+++ Material

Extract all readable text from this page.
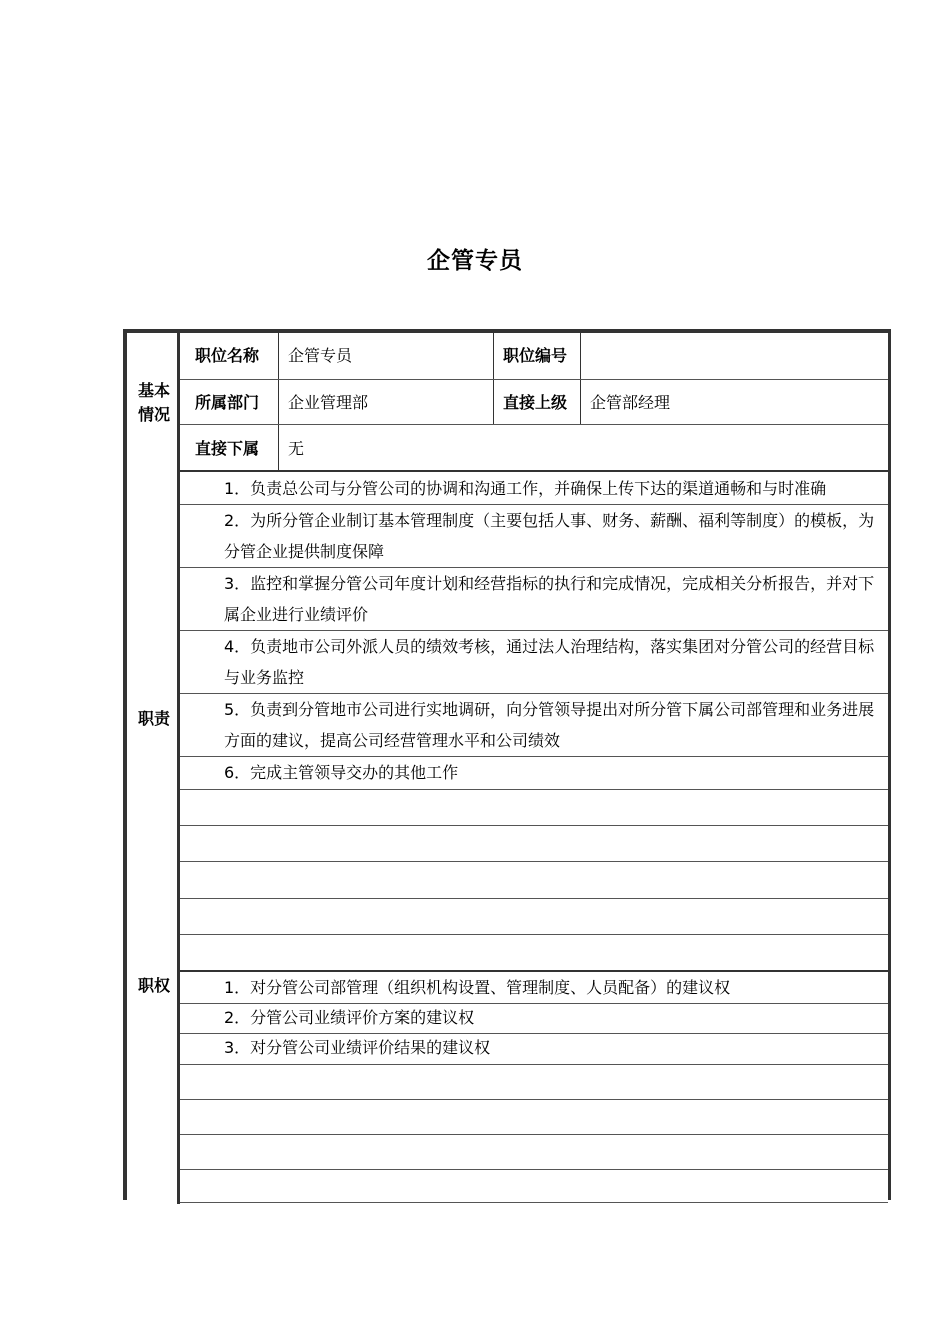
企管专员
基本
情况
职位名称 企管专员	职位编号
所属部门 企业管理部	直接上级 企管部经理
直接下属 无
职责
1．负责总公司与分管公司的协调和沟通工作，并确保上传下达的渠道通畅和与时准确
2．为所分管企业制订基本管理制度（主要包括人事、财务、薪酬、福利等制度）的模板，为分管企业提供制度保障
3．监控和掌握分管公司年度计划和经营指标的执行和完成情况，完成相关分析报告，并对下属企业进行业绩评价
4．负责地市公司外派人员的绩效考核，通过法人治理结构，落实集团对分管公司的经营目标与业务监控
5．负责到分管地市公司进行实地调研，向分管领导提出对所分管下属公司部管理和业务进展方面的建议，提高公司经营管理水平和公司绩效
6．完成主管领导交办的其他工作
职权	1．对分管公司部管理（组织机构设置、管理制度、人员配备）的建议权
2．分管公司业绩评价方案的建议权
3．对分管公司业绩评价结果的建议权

++++++

* What you have to do
Omit any images, then output the listing exactly.

* Exercise output
Extract all readable text from this page.
企管专员
基本
情况
职位名称 企管专员	职位编号
所属部门 企业管理部	直接上级 企管部经理
直接下属 无
职责
1．负责总公司与分管公司的协调和沟通工作，并确保上传下达的渠道通畅和与时准确
2．为所分管企业制订基本管理制度（主要包括人事、财务、薪酬、福利等制度）的模板，为分管企业提供制度保障
3．监控和掌握分管公司年度计划和经营指标的执行和完成情况，完成相关分析报告，并对下属企业进行业绩评价
4．负责地市公司外派人员的绩效考核，通过法人治理结构，落实集团对分管公司的经营目标与业务监控
5．负责到分管地市公司进行实地调研，向分管领导提出对所分管下属公司部管理和业务进展方面的建议，提高公司经营管理水平和公司绩效
6．完成主管领导交办的其他工作
职权	1．对分管公司部管理（组织机构设置、管理制度、人员配备）的建议权
2．分管公司业绩评价方案的建议权
3．对分管公司业绩评价结果的建议权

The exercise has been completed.